* GOAL OF THE EXERCISE:
Copy out all the lines in the records that include the word "entrepreneurial".
:: RECORDS FOR PROCESSING
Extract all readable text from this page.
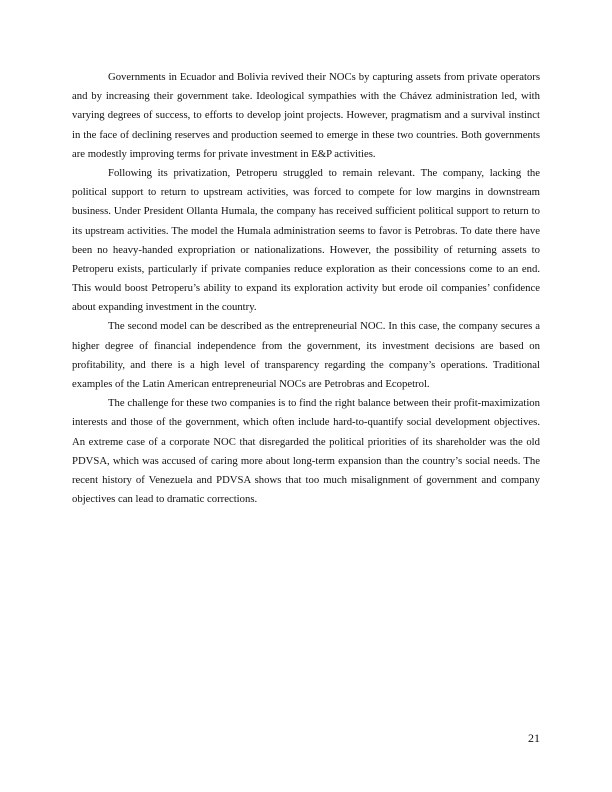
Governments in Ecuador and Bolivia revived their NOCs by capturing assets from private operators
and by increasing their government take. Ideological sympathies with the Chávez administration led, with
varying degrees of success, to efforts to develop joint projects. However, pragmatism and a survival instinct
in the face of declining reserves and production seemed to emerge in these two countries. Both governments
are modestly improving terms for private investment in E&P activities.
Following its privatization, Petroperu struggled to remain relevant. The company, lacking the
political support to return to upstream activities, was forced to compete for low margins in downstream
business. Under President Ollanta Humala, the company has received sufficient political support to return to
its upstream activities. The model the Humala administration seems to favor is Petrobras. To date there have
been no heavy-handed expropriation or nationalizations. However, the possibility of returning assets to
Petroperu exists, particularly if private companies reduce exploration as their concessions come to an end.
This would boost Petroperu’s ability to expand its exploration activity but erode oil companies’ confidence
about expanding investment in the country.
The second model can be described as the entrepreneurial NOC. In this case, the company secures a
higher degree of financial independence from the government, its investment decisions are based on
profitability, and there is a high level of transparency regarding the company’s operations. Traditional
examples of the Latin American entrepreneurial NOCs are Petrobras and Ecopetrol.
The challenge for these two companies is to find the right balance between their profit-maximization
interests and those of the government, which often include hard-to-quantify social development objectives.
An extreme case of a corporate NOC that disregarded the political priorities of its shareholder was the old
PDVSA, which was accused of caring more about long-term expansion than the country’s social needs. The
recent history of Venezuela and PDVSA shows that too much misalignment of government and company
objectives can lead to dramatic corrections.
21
::::
:: RECORDS FOR PROCESSING
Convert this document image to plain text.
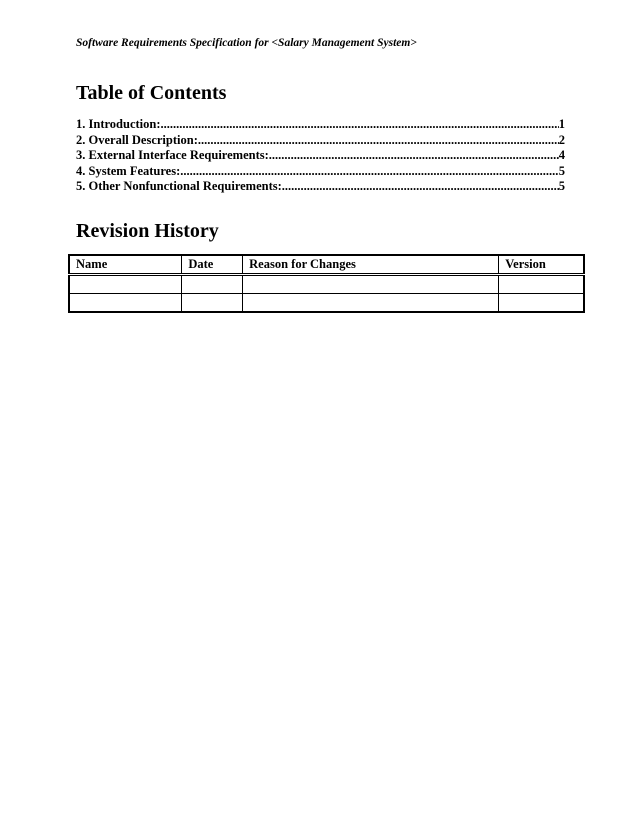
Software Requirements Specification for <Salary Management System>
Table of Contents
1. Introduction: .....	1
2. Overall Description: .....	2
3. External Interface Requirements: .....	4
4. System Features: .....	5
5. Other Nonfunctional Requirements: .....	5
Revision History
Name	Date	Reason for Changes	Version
::::
* OUTPUT:
The second model can be described as the entrepreneurial NOC. In this case, the company secures a
examples of the Latin American entrepreneurial NOCs are Petrobras and Ecopetrol.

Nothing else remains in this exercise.